Identify the lines holding "this" and copy them.

-- begin RECORDS FOR THE TASK --

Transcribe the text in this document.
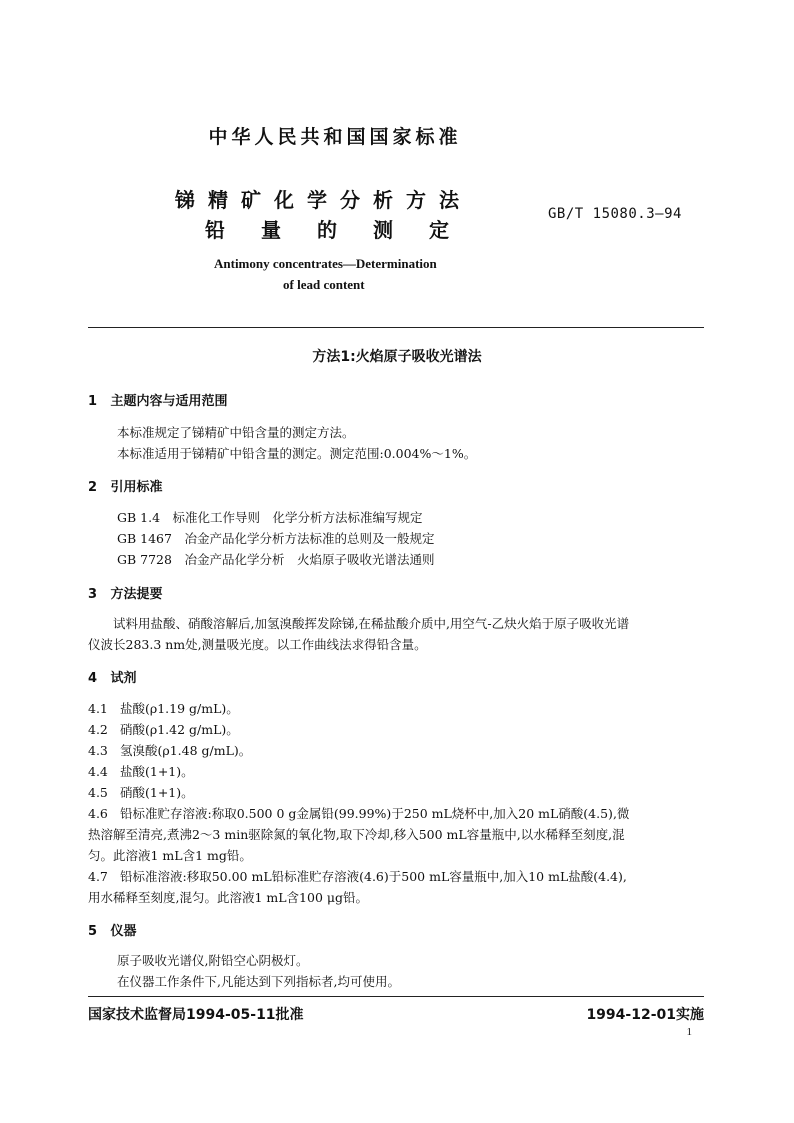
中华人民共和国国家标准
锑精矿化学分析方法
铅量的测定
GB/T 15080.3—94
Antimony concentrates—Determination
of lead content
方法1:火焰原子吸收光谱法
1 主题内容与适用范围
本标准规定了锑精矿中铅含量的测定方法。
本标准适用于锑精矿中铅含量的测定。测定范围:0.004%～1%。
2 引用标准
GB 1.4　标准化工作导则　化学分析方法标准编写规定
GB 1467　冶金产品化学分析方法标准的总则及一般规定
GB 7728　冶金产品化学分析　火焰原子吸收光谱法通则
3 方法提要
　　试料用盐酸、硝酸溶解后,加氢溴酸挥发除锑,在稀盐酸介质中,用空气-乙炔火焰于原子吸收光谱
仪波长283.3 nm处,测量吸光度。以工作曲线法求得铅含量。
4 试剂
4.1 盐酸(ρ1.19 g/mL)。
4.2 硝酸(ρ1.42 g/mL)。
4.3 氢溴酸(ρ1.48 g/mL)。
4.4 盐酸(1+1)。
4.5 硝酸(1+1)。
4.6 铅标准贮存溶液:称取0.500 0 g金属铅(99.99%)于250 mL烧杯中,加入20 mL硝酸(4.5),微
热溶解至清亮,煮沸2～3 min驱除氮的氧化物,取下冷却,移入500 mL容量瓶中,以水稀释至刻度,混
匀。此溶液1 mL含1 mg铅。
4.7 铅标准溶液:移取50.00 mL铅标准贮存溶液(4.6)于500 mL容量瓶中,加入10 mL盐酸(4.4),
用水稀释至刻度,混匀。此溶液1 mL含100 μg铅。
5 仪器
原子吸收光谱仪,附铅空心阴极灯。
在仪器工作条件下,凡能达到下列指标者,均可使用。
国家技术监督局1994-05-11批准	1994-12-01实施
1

-- end RECORDS FOR THE TASK --
-- begin RECORDS FOR THE TASK --

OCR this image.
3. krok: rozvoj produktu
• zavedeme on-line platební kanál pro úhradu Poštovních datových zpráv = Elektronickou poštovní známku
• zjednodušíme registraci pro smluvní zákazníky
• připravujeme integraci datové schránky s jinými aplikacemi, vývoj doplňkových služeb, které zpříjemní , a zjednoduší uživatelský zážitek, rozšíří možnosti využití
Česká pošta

-- end RECORDS FOR THE TASK --

### FINAL RESULT
Transcribe the text in this document.
OCR this image.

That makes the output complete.